> **Exercise task**
Print every record below exactly as written.

---------------

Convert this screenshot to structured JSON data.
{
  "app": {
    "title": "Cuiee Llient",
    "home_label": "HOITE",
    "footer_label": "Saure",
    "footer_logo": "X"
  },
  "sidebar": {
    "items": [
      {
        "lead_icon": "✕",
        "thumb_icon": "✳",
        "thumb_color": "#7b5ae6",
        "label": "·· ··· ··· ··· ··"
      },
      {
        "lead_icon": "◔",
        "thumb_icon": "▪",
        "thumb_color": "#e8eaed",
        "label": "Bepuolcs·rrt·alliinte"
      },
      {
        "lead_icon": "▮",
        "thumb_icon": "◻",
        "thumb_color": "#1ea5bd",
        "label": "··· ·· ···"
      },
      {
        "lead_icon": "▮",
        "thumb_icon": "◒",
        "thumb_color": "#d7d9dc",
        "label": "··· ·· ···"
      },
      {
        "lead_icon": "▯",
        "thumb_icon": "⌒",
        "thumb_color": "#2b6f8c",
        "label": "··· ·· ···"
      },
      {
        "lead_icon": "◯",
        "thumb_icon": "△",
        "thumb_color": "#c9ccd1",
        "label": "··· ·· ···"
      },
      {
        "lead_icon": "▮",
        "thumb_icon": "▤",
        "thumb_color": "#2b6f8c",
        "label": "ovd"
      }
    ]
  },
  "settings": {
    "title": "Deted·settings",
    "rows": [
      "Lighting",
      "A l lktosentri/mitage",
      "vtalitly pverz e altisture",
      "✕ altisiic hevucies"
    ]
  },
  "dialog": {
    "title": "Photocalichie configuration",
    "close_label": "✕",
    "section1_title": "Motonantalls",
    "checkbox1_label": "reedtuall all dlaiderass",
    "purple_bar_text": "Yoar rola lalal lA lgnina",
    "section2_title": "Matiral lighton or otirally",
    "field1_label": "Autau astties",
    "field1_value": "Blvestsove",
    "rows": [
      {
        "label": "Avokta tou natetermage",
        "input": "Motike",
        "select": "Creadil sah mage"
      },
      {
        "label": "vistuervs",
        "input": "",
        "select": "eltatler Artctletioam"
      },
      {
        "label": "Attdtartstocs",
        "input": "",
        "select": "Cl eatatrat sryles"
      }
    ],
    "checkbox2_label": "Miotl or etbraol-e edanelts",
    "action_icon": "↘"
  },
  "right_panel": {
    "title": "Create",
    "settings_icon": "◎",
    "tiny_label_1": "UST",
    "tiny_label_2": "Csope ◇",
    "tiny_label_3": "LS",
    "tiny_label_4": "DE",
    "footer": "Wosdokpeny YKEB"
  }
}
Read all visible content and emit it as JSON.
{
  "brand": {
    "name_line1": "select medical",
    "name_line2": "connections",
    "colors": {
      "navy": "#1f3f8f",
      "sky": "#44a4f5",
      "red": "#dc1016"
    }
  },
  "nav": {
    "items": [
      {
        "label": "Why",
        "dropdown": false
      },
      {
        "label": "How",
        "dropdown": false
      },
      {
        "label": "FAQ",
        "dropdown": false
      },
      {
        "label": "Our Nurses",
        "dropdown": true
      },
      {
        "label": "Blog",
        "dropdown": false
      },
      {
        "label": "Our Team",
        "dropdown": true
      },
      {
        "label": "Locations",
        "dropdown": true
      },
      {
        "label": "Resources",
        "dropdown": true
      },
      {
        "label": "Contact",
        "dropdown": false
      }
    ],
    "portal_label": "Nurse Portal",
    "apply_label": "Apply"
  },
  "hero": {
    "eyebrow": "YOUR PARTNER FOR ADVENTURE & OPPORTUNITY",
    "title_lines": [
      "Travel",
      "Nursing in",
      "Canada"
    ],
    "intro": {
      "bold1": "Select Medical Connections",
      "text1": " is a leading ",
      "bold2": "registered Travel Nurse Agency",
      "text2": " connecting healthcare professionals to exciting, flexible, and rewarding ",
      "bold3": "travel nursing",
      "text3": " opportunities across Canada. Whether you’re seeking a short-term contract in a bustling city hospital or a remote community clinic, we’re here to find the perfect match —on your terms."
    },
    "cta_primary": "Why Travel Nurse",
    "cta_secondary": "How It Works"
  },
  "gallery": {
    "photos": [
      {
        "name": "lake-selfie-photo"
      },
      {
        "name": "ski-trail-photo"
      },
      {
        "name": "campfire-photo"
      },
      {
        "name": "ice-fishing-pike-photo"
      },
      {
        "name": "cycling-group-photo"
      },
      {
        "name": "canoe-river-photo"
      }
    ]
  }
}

---------------

> **Problem solution**
Convert this screenshot to structured JSON data.
{
  "app": {
    "title": "Cuiee Llient",
    "home_label": "HOITE",
    "footer_label": "Saure",
    "footer_logo": "X"
  },
  "sidebar": {
    "items": [
      {
        "lead_icon": "✕",
        "thumb_icon": "✳",
        "thumb_color": "#7b5ae6",
        "label": "·· ··· ··· ··· ··"
      },
      {
        "lead_icon": "◔",
        "thumb_icon": "▪",
        "thumb_color": "#e8eaed",
        "label": "Bepuolcs·rrt·alliinte"
      },
      {
        "lead_icon": "▮",
        "thumb_icon": "◻",
        "thumb_color": "#1ea5bd",
        "label": "··· ·· ···"
      },
      {
        "lead_icon": "▮",
        "thumb_icon": "◒",
        "thumb_color": "#d7d9dc",
        "label": "··· ·· ···"
      },
      {
        "lead_icon": "▯",
        "thumb_icon": "⌒",
        "thumb_color": "#2b6f8c",
        "label": "··· ·· ···"
      },
      {
        "lead_icon": "◯",
        "thumb_icon": "△",
        "thumb_color": "#c9ccd1",
        "label": "··· ·· ···"
      },
      {
        "lead_icon": "▮",
        "thumb_icon": "▤",
        "thumb_color": "#2b6f8c",
        "label": "ovd"
      }
    ]
  },
  "settings": {
    "title": "Deted·settings",
    "rows": [
      "Lighting",
      "A l lktosentri/mitage",
      "vtalitly pverz e altisture",
      "✕ altisiic hevucies"
    ]
  },
  "dialog": {
    "title": "Photocalichie configuration",
    "close_label": "✕",
    "section1_title": "Motonantalls",
    "checkbox1_label": "reedtuall all dlaiderass",
    "purple_bar_text": "Yoar rola lalal lA lgnina",
    "section2_title": "Matiral lighton or otirally",
    "field1_label": "Autau astties",
    "field1_value": "Blvestsove",
    "rows": [
      {
        "label": "Avokta tou natetermage",
        "input": "Motike",
        "select": "Creadil sah mage"
      },
      {
        "label": "vistuervs",
        "input": "",
        "select": "eltatler Artctletioam"
      },
      {
        "label": "Attdtartstocs",
        "input": "",
        "select": "Cl eatatrat sryles"
      }
    ],
    "checkbox2_label": "Miotl or etbraol-e edanelts",
    "action_icon": "↘"
  },
  "right_panel": {
    "title": "Create",
    "settings_icon": "◎",
    "tiny_label_1": "UST",
    "tiny_label_2": "Csope ◇",
    "tiny_label_3": "LS",
    "tiny_label_4": "DE",
    "footer": "Wosdokpeny YKEB"
  }
}
Read all visible content and emit it as JSON.
{
  "brand": {
    "name_line1": "select medical",
    "name_line2": "connections",
    "colors": {
      "navy": "#1f3f8f",
      "sky": "#44a4f5",
      "red": "#dc1016"
    }
  },
  "nav": {
    "items": [
      {
        "label": "Why",
        "dropdown": false
      },
      {
        "label": "How",
        "dropdown": false
      },
      {
        "label": "FAQ",
        "dropdown": false
      },
      {
        "label": "Our Nurses",
        "dropdown": true
      },
      {
        "label": "Blog",
        "dropdown": false
      },
      {
        "label": "Our Team",
        "dropdown": true
      },
      {
        "label": "Locations",
        "dropdown": true
      },
      {
        "label": "Resources",
        "dropdown": true
      },
      {
        "label": "Contact",
        "dropdown": false
      }
    ],
    "portal_label": "Nurse Portal",
    "apply_label": "Apply"
  },
  "hero": {
    "eyebrow": "YOUR PARTNER FOR ADVENTURE & OPPORTUNITY",
    "title_lines": [
      "Travel",
      "Nursing in",
      "Canada"
    ],
    "intro": {
      "bold1": "Select Medical Connections",
      "text1": " is a leading ",
      "bold2": "registered Travel Nurse Agency",
      "text2": " connecting healthcare professionals to exciting, flexible, and rewarding ",
      "bold3": "travel nursing",
      "text3": " opportunities across Canada. Whether you’re seeking a short-term contract in a bustling city hospital or a remote community clinic, we’re here to find the perfect match —on your terms."
    },
    "cta_primary": "Why Travel Nurse",
    "cta_secondary": "How It Works"
  },
  "gallery": {
    "photos": [
      {
        "name": "lake-selfie-photo"
      },
      {
        "name": "ski-trail-photo"
      },
      {
        "name": "campfire-photo"
      },
      {
        "name": "ice-fishing-pike-photo"
      },
      {
        "name": "cycling-group-photo"
      },
      {
        "name": "canoe-river-photo"
      }
    ]
  }
}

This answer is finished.